Saved entries
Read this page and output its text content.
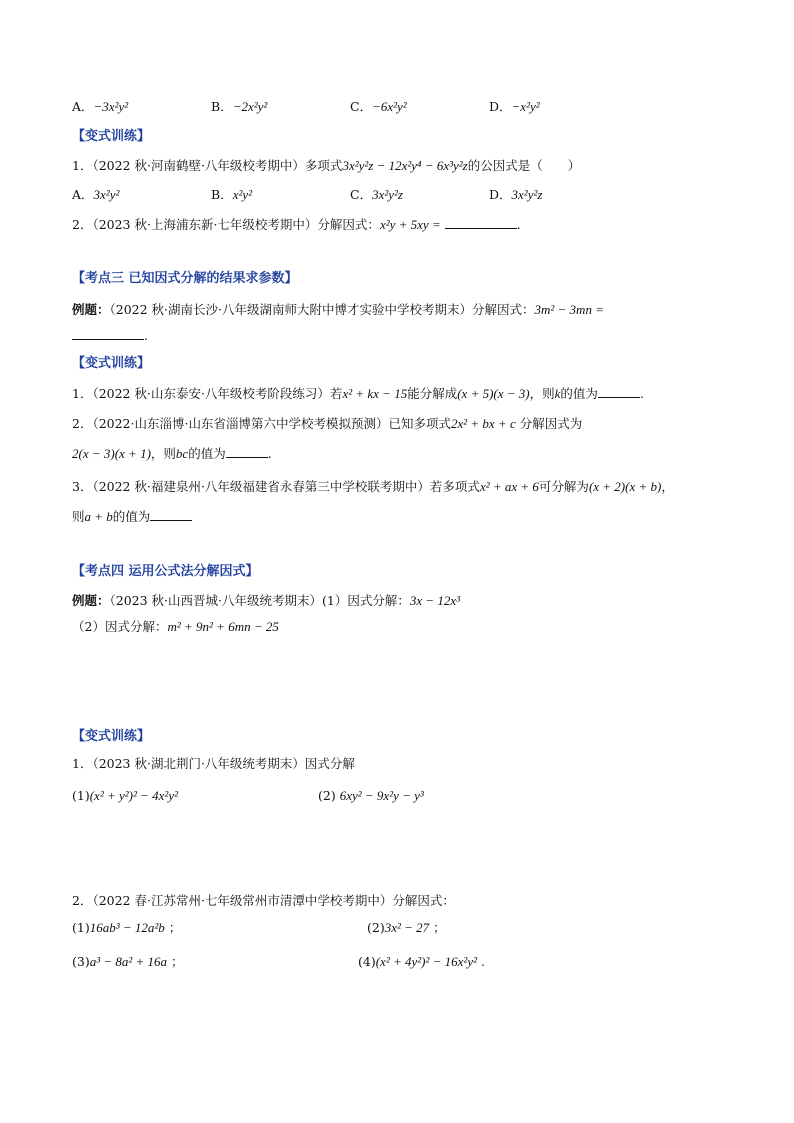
A．−3x²y²	B．−2x²y²	C．−6x²y²	D．−x²y²
【变式训练】
1．（2022 秋·河南鹤壁·八年级校考期中）多项式3x²y²z − 12x²y⁴ − 6x³y²z的公因式是（　　）
A．3x²y²	B．x²y²	C．3x²y²z	D．3x²y²z
2．（2023 秋·上海浦东新·七年级校考期中）分解因式：x²y + 5xy =	.
【考点三 已知因式分解的结果求参数】
例题：（2022 秋·湖南长沙·八年级湖南师大附中博才实验中学校考期末）分解因式：3m² − 3mn =
.
【变式训练】
1．（2022 秋·山东泰安·八年级校考阶段练习）若x² + kx − 15能分解成(x + 5)(x − 3)，则k的值为	.
2．（2022·山东淄博·山东省淄博第六中学校考模拟预测）已知多项式2x² + bx + c 分解因式为
2(x − 3)(x + 1)，则bc的值为	.
3．（2022 秋·福建泉州·八年级福建省永春第三中学校联考期中）若多项式x² + ax + 6可分解为(x + 2)(x + b)，
则a + b的值为
【考点四 运用公式法分解因式】
例题：（2023 秋·山西晋城·八年级统考期末）(1）因式分解：3x − 12x³
（2）因式分解：m² + 9n² + 6mn − 25
【变式训练】
1．（2023 秋·湖北荆门·八年级统考期末）因式分解
(1)(x² + y²)² − 4x²y²	(2) 6xy² − 9x²y − y³
2．（2022 春·江苏常州·七年级常州市清潭中学校考期中）分解因式：
(1)16ab³ − 12a²b ；	(2)3x² − 27 ；
(3)a³ − 8a² + 16a ；	(4)(x² + 4y²)² − 16x²y² .
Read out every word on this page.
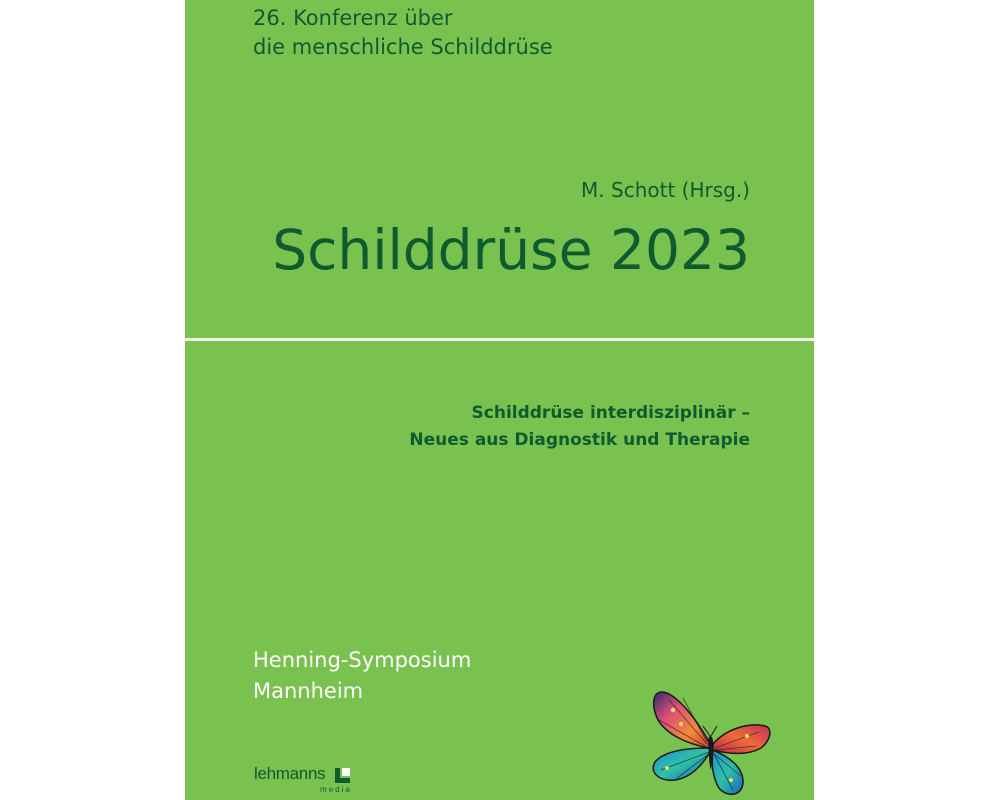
26. Konferenz über
die menschliche Schilddrüse
M. Schott (Hrsg.)
Schilddrüse 2023
Schilddrüse interdisziplinär –
Neues aus Diagnostik und Therapie
Henning-Symposium
Mannheim
lehmanns
media
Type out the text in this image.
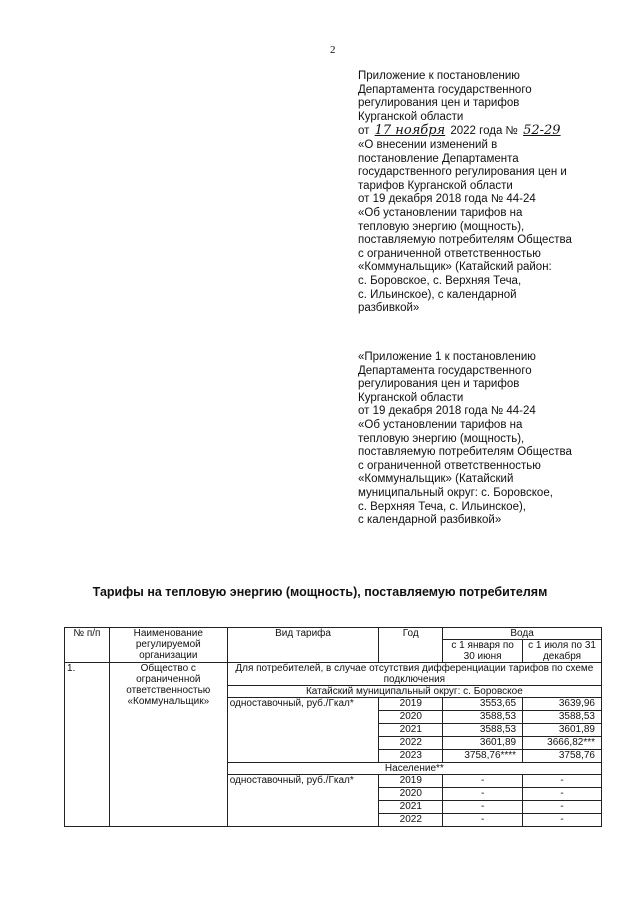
2
Приложение к постановлению
Департамента государственного
регулирования цен и тарифов
Курганской области
от 17 ноября 2022 года № 52-29
«О внесении изменений в
постановление Департамента
государственного регулирования цен и
тарифов Курганской области
от 19 декабря 2018 года № 44-24
«Об установлении тарифов на
тепловую энергию (мощность),
поставляемую потребителям Общества
с ограниченной ответственностью
«Коммунальщик» (Катайский район:
с. Боровское, с. Верхняя Теча,
с. Ильинское), с календарной
разбивкой»
«Приложение 1 к постановлению
Департамента государственного
регулирования цен и тарифов
Курганской области
от 19 декабря 2018 года № 44-24
«Об установлении тарифов на
тепловую энергию (мощность),
поставляемую потребителям Общества
с ограниченной ответственностью
«Коммунальщик» (Катайский
муниципальный округ: с. Боровское,
с. Верхняя Теча, с. Ильинское),
с календарной разбивкой»
Тарифы на тепловую энергию (мощность), поставляемую потребителям
№ п/п	Наименование регулируемой организации	Вид тарифа	Год	Вода	
				с 1 января по 30 июня	с 1 июля по 31 декабря
1.	Общество с ограниченной ответственностью «Коммунальщик»	Для потребителей, в случае отсутствия дифференциации тарифов по схеме подключения			
		Катайский муниципальный округ: с. Боровское			
		одноставочный, руб./Гкал*	2019	3553,65	3639,96
			2020	3588,53	3588,53
			2021	3588,53	3601,89
			2022	3601,89	3666,82***
			2023	3758,76****	3758,76
		Население**			
		одноставочный, руб./Гкал*	2019	-	-
			2020	-	-
			2021	-	-
			2022	-	-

▶ [WRITTEN TASK]
Each entry above is to be written out again unchanged, apart from the pictures, which are left out.

▶ [EXERCISE RESPONSE]
Read this page and output its text content.
A．−3x²y²	B．−2x²y²	C．−6x²y²	D．−x²y²
【变式训练】
1．（2022 秋·河南鹤壁·八年级校考期中）多项式3x²y²z − 12x²y⁴ − 6x³y²z的公因式是（　　）
A．3x²y²	B．x²y²	C．3x²y²z	D．3x²y²z
2．（2023 秋·上海浦东新·七年级校考期中）分解因式：x²y + 5xy =	.
【考点三 已知因式分解的结果求参数】
例题：（2022 秋·湖南长沙·八年级湖南师大附中博才实验中学校考期末）分解因式：3m² − 3mn =
.
【变式训练】
1．（2022 秋·山东泰安·八年级校考阶段练习）若x² + kx − 15能分解成(x + 5)(x − 3)，则k的值为	.
2．（2022·山东淄博·山东省淄博第六中学校考模拟预测）已知多项式2x² + bx + c 分解因式为
2(x − 3)(x + 1)，则bc的值为	.
3．（2022 秋·福建泉州·八年级福建省永春第三中学校联考期中）若多项式x² + ax + 6可分解为(x + 2)(x + b)，
则a + b的值为
【考点四 运用公式法分解因式】
例题：（2023 秋·山西晋城·八年级统考期末）(1）因式分解：3x − 12x³
（2）因式分解：m² + 9n² + 6mn − 25
【变式训练】
1．（2023 秋·湖北荆门·八年级统考期末）因式分解
(1)(x² + y²)² − 4x²y²	(2) 6xy² − 9x²y − y³
2．（2022 春·江苏常州·七年级常州市清潭中学校考期中）分解因式：
(1)16ab³ − 12a²b ；	(2)3x² − 27 ；
(3)a³ − 8a² + 16a ；	(4)(x² + 4y²)² − 16x²y² .
Read out every word on this page.
26. Konferenz über
die menschliche Schilddrüse
M. Schott (Hrsg.)
Schilddrüse 2023
Schilddrüse interdisziplinär –
Neues aus Diagnostik und Therapie
Henning-Symposium
Mannheim
lehmanns
media
Type out the text in this image.
2
Приложение к постановлению
Департамента государственного
регулирования цен и тарифов
Курганской области
от 17 ноября 2022 года № 52-29
«О внесении изменений в
постановление Департамента
государственного регулирования цен и
тарифов Курганской области
от 19 декабря 2018 года № 44-24
«Об установлении тарифов на
тепловую энергию (мощность),
поставляемую потребителям Общества
с ограниченной ответственностью
«Коммунальщик» (Катайский район:
с. Боровское, с. Верхняя Теча,
с. Ильинское), с календарной
разбивкой»
«Приложение 1 к постановлению
Департамента государственного
регулирования цен и тарифов
Курганской области
от 19 декабря 2018 года № 44-24
«Об установлении тарифов на
тепловую энергию (мощность),
поставляемую потребителям Общества
с ограниченной ответственностью
«Коммунальщик» (Катайский
муниципальный округ: с. Боровское,
с. Верхняя Теча, с. Ильинское),
с календарной разбивкой»
Тарифы на тепловую энергию (мощность), поставляемую потребителям
№ п/п	Наименование регулируемой организации	Вид тарифа	Год	Вода	
				с 1 января по 30 июня	с 1 июля по 31 декабря
1.	Общество с ограниченной ответственностью «Коммунальщик»	Для потребителей, в случае отсутствия дифференциации тарифов по схеме подключения			
		Катайский муниципальный округ: с. Боровское			
		одноставочный, руб./Гкал*	2019	3553,65	3639,96
			2020	3588,53	3588,53
			2021	3588,53	3601,89
			2022	3601,89	3666,82***
			2023	3758,76****	3758,76
		Население**			
		одноставочный, руб./Гкал*	2019	-	-
			2020	-	-
			2021	-	-
			2022	-	-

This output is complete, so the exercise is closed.